START Records provided
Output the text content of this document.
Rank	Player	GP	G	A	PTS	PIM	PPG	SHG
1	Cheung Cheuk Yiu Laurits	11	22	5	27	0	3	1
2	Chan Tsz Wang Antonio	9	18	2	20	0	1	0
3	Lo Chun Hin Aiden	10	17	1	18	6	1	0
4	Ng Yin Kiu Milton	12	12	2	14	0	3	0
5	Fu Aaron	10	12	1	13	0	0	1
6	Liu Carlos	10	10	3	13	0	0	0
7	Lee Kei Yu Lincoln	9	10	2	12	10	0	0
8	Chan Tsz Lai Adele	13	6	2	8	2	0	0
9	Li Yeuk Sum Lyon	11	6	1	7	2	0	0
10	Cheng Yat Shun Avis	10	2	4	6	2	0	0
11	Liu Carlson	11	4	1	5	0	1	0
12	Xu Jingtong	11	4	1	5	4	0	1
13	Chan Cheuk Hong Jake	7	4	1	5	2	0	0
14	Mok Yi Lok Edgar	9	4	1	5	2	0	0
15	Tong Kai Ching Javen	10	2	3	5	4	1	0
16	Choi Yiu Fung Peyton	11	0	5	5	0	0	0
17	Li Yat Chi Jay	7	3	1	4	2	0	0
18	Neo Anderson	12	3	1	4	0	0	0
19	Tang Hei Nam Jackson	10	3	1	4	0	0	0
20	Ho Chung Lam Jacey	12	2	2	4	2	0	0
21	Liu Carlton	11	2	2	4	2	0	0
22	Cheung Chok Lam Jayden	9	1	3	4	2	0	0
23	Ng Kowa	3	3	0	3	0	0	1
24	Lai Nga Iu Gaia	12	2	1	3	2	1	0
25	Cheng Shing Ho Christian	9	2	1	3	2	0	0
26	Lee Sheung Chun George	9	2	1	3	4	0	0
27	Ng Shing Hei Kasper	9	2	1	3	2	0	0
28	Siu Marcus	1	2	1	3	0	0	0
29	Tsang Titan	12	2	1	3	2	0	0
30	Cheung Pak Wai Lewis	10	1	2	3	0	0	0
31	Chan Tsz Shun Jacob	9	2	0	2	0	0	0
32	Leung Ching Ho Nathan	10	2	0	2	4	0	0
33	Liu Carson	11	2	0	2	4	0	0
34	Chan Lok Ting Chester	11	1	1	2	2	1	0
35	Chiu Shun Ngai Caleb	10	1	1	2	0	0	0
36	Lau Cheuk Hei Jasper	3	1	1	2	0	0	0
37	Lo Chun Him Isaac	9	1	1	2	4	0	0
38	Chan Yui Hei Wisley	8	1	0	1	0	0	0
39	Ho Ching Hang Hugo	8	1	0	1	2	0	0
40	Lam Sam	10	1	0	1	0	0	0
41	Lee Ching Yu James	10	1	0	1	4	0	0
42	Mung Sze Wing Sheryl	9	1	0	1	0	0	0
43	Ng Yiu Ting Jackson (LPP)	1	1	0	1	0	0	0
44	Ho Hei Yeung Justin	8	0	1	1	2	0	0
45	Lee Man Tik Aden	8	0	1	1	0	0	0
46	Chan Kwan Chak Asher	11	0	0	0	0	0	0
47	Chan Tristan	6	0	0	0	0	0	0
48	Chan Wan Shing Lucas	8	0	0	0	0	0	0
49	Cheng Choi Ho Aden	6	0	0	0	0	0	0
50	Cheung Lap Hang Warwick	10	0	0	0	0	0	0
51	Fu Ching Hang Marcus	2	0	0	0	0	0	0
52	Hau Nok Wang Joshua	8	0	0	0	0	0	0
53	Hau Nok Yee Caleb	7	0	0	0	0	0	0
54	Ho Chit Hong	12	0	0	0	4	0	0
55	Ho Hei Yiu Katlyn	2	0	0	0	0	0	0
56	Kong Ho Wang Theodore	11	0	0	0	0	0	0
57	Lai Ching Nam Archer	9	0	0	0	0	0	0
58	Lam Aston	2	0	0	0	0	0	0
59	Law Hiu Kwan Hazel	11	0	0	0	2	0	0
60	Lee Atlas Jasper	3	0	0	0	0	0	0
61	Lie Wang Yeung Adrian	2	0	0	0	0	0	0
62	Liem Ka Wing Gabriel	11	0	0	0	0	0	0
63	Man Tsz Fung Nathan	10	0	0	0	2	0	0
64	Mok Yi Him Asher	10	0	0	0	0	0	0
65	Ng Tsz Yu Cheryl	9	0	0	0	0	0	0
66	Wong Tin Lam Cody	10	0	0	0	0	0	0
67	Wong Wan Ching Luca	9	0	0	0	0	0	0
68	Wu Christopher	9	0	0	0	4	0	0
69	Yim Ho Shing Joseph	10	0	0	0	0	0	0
END Records provided
* [Goal]: Transcribe every entry verbatim.

* [Result for this exercise]:
Output the text content of this document.
Rank	Player	GP	G	A	PTS	PIM	PPG	SHG
1	Cheung Cheuk Yiu Laurits	11	22	5	27	0	3	1
2	Chan Tsz Wang Antonio	9	18	2	20	0	1	0
3	Lo Chun Hin Aiden	10	17	1	18	6	1	0
4	Ng Yin Kiu Milton	12	12	2	14	0	3	0
5	Fu Aaron	10	12	1	13	0	0	1
6	Liu Carlos	10	10	3	13	0	0	0
7	Lee Kei Yu Lincoln	9	10	2	12	10	0	0
8	Chan Tsz Lai Adele	13	6	2	8	2	0	0
9	Li Yeuk Sum Lyon	11	6	1	7	2	0	0
10	Cheng Yat Shun Avis	10	2	4	6	2	0	0
11	Liu Carlson	11	4	1	5	0	1	0
12	Xu Jingtong	11	4	1	5	4	0	1
13	Chan Cheuk Hong Jake	7	4	1	5	2	0	0
14	Mok Yi Lok Edgar	9	4	1	5	2	0	0
15	Tong Kai Ching Javen	10	2	3	5	4	1	0
16	Choi Yiu Fung Peyton	11	0	5	5	0	0	0
17	Li Yat Chi Jay	7	3	1	4	2	0	0
18	Neo Anderson	12	3	1	4	0	0	0
19	Tang Hei Nam Jackson	10	3	1	4	0	0	0
20	Ho Chung Lam Jacey	12	2	2	4	2	0	0
21	Liu Carlton	11	2	2	4	2	0	0
22	Cheung Chok Lam Jayden	9	1	3	4	2	0	0
23	Ng Kowa	3	3	0	3	0	0	1
24	Lai Nga Iu Gaia	12	2	1	3	2	1	0
25	Cheng Shing Ho Christian	9	2	1	3	2	0	0
26	Lee Sheung Chun George	9	2	1	3	4	0	0
27	Ng Shing Hei Kasper	9	2	1	3	2	0	0
28	Siu Marcus	1	2	1	3	0	0	0
29	Tsang Titan	12	2	1	3	2	0	0
30	Cheung Pak Wai Lewis	10	1	2	3	0	0	0
31	Chan Tsz Shun Jacob	9	2	0	2	0	0	0
32	Leung Ching Ho Nathan	10	2	0	2	4	0	0
33	Liu Carson	11	2	0	2	4	0	0
34	Chan Lok Ting Chester	11	1	1	2	2	1	0
35	Chiu Shun Ngai Caleb	10	1	1	2	0	0	0
36	Lau Cheuk Hei Jasper	3	1	1	2	0	0	0
37	Lo Chun Him Isaac	9	1	1	2	4	0	0
38	Chan Yui Hei Wisley	8	1	0	1	0	0	0
39	Ho Ching Hang Hugo	8	1	0	1	2	0	0
40	Lam Sam	10	1	0	1	0	0	0
41	Lee Ching Yu James	10	1	0	1	4	0	0
42	Mung Sze Wing Sheryl	9	1	0	1	0	0	0
43	Ng Yiu Ting Jackson (LPP)	1	1	0	1	0	0	0
44	Ho Hei Yeung Justin	8	0	1	1	2	0	0
45	Lee Man Tik Aden	8	0	1	1	0	0	0
46	Chan Kwan Chak Asher	11	0	0	0	0	0	0
47	Chan Tristan	6	0	0	0	0	0	0
48	Chan Wan Shing Lucas	8	0	0	0	0	0	0
49	Cheng Choi Ho Aden	6	0	0	0	0	0	0
50	Cheung Lap Hang Warwick	10	0	0	0	0	0	0
51	Fu Ching Hang Marcus	2	0	0	0	0	0	0
52	Hau Nok Wang Joshua	8	0	0	0	0	0	0
53	Hau Nok Yee Caleb	7	0	0	0	0	0	0
54	Ho Chit Hong	12	0	0	0	4	0	0
55	Ho Hei Yiu Katlyn	2	0	0	0	0	0	0
56	Kong Ho Wang Theodore	11	0	0	0	0	0	0
57	Lai Ching Nam Archer	9	0	0	0	0	0	0
58	Lam Aston	2	0	0	0	0	0	0
59	Law Hiu Kwan Hazel	11	0	0	0	2	0	0
60	Lee Atlas Jasper	3	0	0	0	0	0	0
61	Lie Wang Yeung Adrian	2	0	0	0	0	0	0
62	Liem Ka Wing Gabriel	11	0	0	0	0	0	0
63	Man Tsz Fung Nathan	10	0	0	0	2	0	0
64	Mok Yi Him Asher	10	0	0	0	0	0	0
65	Ng Tsz Yu Cheryl	9	0	0	0	0	0	0
66	Wong Tin Lam Cody	10	0	0	0	0	0	0
67	Wong Wan Ching Luca	9	0	0	0	0	0	0
68	Wu Christopher	9	0	0	0	4	0	0
69	Yim Ho Shing Joseph	10	0	0	0	0	0	0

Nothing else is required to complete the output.